╭─ Dataset

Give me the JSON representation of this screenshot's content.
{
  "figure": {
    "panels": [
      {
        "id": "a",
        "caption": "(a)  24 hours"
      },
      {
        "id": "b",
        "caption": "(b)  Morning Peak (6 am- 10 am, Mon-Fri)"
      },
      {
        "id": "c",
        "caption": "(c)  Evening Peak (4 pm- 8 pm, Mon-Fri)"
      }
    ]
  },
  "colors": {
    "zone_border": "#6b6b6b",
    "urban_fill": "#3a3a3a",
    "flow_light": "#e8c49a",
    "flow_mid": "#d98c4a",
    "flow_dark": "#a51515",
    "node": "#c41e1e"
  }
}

╰─
╭─ Dataset

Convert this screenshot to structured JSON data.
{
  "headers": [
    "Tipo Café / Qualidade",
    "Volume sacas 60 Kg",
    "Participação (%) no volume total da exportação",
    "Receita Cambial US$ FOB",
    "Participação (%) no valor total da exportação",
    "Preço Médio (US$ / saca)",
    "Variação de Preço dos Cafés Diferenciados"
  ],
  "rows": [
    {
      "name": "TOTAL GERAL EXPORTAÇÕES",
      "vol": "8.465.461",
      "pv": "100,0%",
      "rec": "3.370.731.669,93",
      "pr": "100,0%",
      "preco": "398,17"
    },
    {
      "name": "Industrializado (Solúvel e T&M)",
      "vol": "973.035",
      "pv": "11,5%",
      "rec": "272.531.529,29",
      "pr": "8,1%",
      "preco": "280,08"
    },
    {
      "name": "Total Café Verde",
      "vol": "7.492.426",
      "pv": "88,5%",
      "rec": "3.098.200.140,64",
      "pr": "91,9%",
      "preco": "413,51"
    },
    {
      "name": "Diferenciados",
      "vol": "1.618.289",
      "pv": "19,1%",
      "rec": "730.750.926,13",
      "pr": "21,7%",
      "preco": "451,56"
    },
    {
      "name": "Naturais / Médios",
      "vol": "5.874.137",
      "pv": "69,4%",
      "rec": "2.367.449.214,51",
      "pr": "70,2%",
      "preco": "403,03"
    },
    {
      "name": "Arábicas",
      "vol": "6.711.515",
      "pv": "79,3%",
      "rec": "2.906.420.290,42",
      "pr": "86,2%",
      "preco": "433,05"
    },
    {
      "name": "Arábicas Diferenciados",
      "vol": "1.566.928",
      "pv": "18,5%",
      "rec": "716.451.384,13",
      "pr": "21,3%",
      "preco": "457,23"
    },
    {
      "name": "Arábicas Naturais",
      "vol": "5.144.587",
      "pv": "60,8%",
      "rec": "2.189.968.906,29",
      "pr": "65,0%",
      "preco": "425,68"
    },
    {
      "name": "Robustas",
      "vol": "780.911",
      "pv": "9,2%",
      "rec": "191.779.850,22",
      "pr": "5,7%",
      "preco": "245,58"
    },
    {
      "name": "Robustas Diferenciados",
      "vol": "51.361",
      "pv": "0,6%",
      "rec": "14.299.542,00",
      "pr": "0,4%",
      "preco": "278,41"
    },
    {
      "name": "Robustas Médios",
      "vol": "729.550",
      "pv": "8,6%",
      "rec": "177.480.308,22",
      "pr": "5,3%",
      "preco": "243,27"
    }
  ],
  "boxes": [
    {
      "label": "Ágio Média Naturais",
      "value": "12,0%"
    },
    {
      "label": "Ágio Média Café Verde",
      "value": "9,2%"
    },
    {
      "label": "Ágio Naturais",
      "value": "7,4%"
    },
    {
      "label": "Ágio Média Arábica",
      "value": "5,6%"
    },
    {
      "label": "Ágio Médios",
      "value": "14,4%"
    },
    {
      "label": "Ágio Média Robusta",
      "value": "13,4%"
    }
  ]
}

╰─

Your task —
Report only how many lines in the records contain the word "Robustas".

The reply —
3